## DO THIS
Reproduce all entries precisely as they are written.

## SOURCE RECORDS
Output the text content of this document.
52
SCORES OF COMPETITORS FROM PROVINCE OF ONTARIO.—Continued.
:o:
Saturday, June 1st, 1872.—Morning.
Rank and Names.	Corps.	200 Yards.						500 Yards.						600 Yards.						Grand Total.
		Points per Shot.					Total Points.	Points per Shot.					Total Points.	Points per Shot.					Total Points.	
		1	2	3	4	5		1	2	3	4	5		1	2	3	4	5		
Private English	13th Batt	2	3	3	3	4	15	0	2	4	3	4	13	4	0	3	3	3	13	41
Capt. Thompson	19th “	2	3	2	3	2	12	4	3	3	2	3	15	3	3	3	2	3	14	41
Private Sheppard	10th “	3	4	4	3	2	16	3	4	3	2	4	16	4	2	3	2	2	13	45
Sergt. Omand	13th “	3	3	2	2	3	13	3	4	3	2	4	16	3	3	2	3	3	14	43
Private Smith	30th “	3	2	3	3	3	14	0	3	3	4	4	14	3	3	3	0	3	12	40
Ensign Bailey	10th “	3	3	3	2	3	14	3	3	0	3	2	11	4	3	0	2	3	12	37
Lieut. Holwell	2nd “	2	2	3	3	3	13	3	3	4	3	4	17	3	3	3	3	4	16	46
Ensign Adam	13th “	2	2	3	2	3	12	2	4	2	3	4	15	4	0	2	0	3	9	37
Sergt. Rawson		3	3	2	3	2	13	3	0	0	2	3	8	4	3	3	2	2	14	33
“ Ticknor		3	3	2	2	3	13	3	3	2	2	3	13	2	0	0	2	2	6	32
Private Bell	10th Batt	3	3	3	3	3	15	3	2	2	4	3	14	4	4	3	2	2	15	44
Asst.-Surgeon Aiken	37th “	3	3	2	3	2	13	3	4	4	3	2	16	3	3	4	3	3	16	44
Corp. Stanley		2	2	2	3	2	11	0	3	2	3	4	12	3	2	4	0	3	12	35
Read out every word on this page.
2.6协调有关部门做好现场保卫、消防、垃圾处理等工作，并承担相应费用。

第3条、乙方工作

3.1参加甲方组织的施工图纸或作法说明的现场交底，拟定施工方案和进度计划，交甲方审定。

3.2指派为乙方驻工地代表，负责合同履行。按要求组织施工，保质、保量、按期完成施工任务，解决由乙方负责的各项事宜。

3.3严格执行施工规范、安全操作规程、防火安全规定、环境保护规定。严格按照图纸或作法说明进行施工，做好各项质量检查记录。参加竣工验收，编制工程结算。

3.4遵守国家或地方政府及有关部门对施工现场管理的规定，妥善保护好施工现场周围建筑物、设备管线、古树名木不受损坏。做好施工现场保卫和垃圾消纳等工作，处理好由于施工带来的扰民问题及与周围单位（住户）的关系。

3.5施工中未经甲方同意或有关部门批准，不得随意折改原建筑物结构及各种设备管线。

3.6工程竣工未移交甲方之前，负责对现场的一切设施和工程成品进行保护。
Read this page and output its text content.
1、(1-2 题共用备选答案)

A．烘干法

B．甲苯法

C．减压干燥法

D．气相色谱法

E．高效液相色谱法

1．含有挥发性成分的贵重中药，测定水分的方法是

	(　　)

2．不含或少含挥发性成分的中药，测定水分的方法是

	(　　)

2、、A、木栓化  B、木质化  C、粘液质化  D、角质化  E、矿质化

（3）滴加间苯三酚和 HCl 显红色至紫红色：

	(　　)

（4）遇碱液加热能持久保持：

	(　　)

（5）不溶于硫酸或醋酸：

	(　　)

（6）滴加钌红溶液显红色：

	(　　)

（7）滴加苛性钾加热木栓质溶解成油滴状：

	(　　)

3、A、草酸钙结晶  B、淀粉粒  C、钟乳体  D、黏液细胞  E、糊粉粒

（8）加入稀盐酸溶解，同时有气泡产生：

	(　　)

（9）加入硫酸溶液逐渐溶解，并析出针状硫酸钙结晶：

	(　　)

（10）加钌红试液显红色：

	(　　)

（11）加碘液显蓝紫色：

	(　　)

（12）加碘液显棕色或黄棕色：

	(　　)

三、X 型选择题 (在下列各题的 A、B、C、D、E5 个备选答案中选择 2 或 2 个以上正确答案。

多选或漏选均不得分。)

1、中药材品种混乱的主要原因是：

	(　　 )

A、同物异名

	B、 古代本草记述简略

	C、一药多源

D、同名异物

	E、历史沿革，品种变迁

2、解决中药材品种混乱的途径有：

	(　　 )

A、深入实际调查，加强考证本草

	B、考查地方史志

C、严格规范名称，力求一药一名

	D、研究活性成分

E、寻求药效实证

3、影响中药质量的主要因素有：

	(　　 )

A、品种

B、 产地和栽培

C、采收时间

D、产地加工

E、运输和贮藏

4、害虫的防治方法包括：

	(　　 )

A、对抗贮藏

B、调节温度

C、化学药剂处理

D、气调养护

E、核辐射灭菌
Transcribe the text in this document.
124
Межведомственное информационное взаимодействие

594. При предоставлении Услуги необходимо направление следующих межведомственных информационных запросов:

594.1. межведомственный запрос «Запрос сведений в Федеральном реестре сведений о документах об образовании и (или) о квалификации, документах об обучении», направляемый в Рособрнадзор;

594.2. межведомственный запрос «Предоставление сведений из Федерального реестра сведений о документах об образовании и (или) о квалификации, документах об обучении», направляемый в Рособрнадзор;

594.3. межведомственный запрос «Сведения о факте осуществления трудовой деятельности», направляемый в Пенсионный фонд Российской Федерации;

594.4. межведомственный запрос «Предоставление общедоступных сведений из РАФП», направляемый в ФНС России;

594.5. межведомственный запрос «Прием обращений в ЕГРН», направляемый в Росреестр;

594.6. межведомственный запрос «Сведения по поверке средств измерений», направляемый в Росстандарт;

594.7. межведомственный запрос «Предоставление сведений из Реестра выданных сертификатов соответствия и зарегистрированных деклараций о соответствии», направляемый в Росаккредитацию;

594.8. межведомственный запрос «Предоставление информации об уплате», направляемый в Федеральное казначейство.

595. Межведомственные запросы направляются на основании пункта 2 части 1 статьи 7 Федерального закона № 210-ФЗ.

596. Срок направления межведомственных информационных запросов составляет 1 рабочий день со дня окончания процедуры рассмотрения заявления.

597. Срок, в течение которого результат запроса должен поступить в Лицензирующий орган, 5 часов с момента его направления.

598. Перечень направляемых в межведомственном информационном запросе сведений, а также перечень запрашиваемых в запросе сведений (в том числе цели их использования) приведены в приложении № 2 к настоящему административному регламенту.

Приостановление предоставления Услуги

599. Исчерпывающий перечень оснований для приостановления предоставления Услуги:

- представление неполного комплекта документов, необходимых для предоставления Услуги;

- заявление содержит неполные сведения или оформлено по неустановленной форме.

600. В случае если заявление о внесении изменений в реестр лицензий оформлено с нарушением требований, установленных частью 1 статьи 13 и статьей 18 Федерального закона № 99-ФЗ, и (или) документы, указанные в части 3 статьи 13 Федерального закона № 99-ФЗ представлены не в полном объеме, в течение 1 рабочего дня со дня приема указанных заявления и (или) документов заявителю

## EXERCISE ANSWER
Output the text content of this document.
52
SCORES OF COMPETITORS FROM PROVINCE OF ONTARIO.—Continued.
:o:
Saturday, June 1st, 1872.—Morning.
Rank and Names.	Corps.	200 Yards.						500 Yards.						600 Yards.						Grand Total.
		Points per Shot.					Total Points.	Points per Shot.					Total Points.	Points per Shot.					Total Points.	
		1	2	3	4	5		1	2	3	4	5		1	2	3	4	5		
Private English	13th Batt	2	3	3	3	4	15	0	2	4	3	4	13	4	0	3	3	3	13	41
Capt. Thompson	19th “	2	3	2	3	2	12	4	3	3	2	3	15	3	3	3	2	3	14	41
Private Sheppard	10th “	3	4	4	3	2	16	3	4	3	2	4	16	4	2	3	2	2	13	45
Sergt. Omand	13th “	3	3	2	2	3	13	3	4	3	2	4	16	3	3	2	3	3	14	43
Private Smith	30th “	3	2	3	3	3	14	0	3	3	4	4	14	3	3	3	0	3	12	40
Ensign Bailey	10th “	3	3	3	2	3	14	3	3	0	3	2	11	4	3	0	2	3	12	37
Lieut. Holwell	2nd “	2	2	3	3	3	13	3	3	4	3	4	17	3	3	3	3	4	16	46
Ensign Adam	13th “	2	2	3	2	3	12	2	4	2	3	4	15	4	0	2	0	3	9	37
Sergt. Rawson		3	3	2	3	2	13	3	0	0	2	3	8	4	3	3	2	2	14	33
“ Ticknor		3	3	2	2	3	13	3	3	2	2	3	13	2	0	0	2	2	6	32
Private Bell	10th Batt	3	3	3	3	3	15	3	2	2	4	3	14	4	4	3	2	2	15	44
Asst.-Surgeon Aiken	37th “	3	3	2	3	2	13	3	4	4	3	2	16	3	3	4	3	3	16	44
Corp. Stanley		2	2	2	3	2	11	0	3	2	3	4	12	3	2	4	0	3	12	35
Read out every word on this page.
2.6协调有关部门做好现场保卫、消防、垃圾处理等工作，并承担相应费用。

第3条、乙方工作

3.1参加甲方组织的施工图纸或作法说明的现场交底，拟定施工方案和进度计划，交甲方审定。

3.2指派为乙方驻工地代表，负责合同履行。按要求组织施工，保质、保量、按期完成施工任务，解决由乙方负责的各项事宜。

3.3严格执行施工规范、安全操作规程、防火安全规定、环境保护规定。严格按照图纸或作法说明进行施工，做好各项质量检查记录。参加竣工验收，编制工程结算。

3.4遵守国家或地方政府及有关部门对施工现场管理的规定，妥善保护好施工现场周围建筑物、设备管线、古树名木不受损坏。做好施工现场保卫和垃圾消纳等工作，处理好由于施工带来的扰民问题及与周围单位（住户）的关系。

3.5施工中未经甲方同意或有关部门批准，不得随意折改原建筑物结构及各种设备管线。

3.6工程竣工未移交甲方之前，负责对现场的一切设施和工程成品进行保护。
Read this page and output its text content.
1、(1-2 题共用备选答案)

A．烘干法

B．甲苯法

C．减压干燥法

D．气相色谱法

E．高效液相色谱法

1．含有挥发性成分的贵重中药，测定水分的方法是

	(　　)

2．不含或少含挥发性成分的中药，测定水分的方法是

	(　　)

2、、A、木栓化  B、木质化  C、粘液质化  D、角质化  E、矿质化

（3）滴加间苯三酚和 HCl 显红色至紫红色：

	(　　)

（4）遇碱液加热能持久保持：

	(　　)

（5）不溶于硫酸或醋酸：

	(　　)

（6）滴加钌红溶液显红色：

	(　　)

（7）滴加苛性钾加热木栓质溶解成油滴状：

	(　　)

3、A、草酸钙结晶  B、淀粉粒  C、钟乳体  D、黏液细胞  E、糊粉粒

（8）加入稀盐酸溶解，同时有气泡产生：

	(　　)

（9）加入硫酸溶液逐渐溶解，并析出针状硫酸钙结晶：

	(　　)

（10）加钌红试液显红色：

	(　　)

（11）加碘液显蓝紫色：

	(　　)

（12）加碘液显棕色或黄棕色：

	(　　)

三、X 型选择题 (在下列各题的 A、B、C、D、E5 个备选答案中选择 2 或 2 个以上正确答案。

多选或漏选均不得分。)

1、中药材品种混乱的主要原因是：

	(　　 )

A、同物异名

	B、 古代本草记述简略

	C、一药多源

D、同名异物

	E、历史沿革，品种变迁

2、解决中药材品种混乱的途径有：

	(　　 )

A、深入实际调查，加强考证本草

	B、考查地方史志

C、严格规范名称，力求一药一名

	D、研究活性成分

E、寻求药效实证

3、影响中药质量的主要因素有：

	(　　 )

A、品种

B、 产地和栽培

C、采收时间

D、产地加工

E、运输和贮藏

4、害虫的防治方法包括：

	(　　 )

A、对抗贮藏

B、调节温度

C、化学药剂处理

D、气调养护

E、核辐射灭菌
Transcribe the text in this document.
124
Межведомственное информационное взаимодействие

594. При предоставлении Услуги необходимо направление следующих межведомственных информационных запросов:

594.1. межведомственный запрос «Запрос сведений в Федеральном реестре сведений о документах об образовании и (или) о квалификации, документах об обучении», направляемый в Рособрнадзор;

594.2. межведомственный запрос «Предоставление сведений из Федерального реестра сведений о документах об образовании и (или) о квалификации, документах об обучении», направляемый в Рособрнадзор;

594.3. межведомственный запрос «Сведения о факте осуществления трудовой деятельности», направляемый в Пенсионный фонд Российской Федерации;

594.4. межведомственный запрос «Предоставление общедоступных сведений из РАФП», направляемый в ФНС России;

594.5. межведомственный запрос «Прием обращений в ЕГРН», направляемый в Росреестр;

594.6. межведомственный запрос «Сведения по поверке средств измерений», направляемый в Росстандарт;

594.7. межведомственный запрос «Предоставление сведений из Реестра выданных сертификатов соответствия и зарегистрированных деклараций о соответствии», направляемый в Росаккредитацию;

594.8. межведомственный запрос «Предоставление информации об уплате», направляемый в Федеральное казначейство.

595. Межведомственные запросы направляются на основании пункта 2 части 1 статьи 7 Федерального закона № 210-ФЗ.

596. Срок направления межведомственных информационных запросов составляет 1 рабочий день со дня окончания процедуры рассмотрения заявления.

597. Срок, в течение которого результат запроса должен поступить в Лицензирующий орган, 5 часов с момента его направления.

598. Перечень направляемых в межведомственном информационном запросе сведений, а также перечень запрашиваемых в запросе сведений (в том числе цели их использования) приведены в приложении № 2 к настоящему административному регламенту.

Приостановление предоставления Услуги

599. Исчерпывающий перечень оснований для приостановления предоставления Услуги:

- представление неполного комплекта документов, необходимых для предоставления Услуги;

- заявление содержит неполные сведения или оформлено по неустановленной форме.

600. В случае если заявление о внесении изменений в реестр лицензий оформлено с нарушением требований, установленных частью 1 статьи 13 и статьей 18 Федерального закона № 99-ФЗ, и (или) документы, указанные в части 3 статьи 13 Федерального закона № 99-ФЗ представлены не в полном объеме, в течение 1 рабочего дня со дня приема указанных заявления и (или) документов заявителю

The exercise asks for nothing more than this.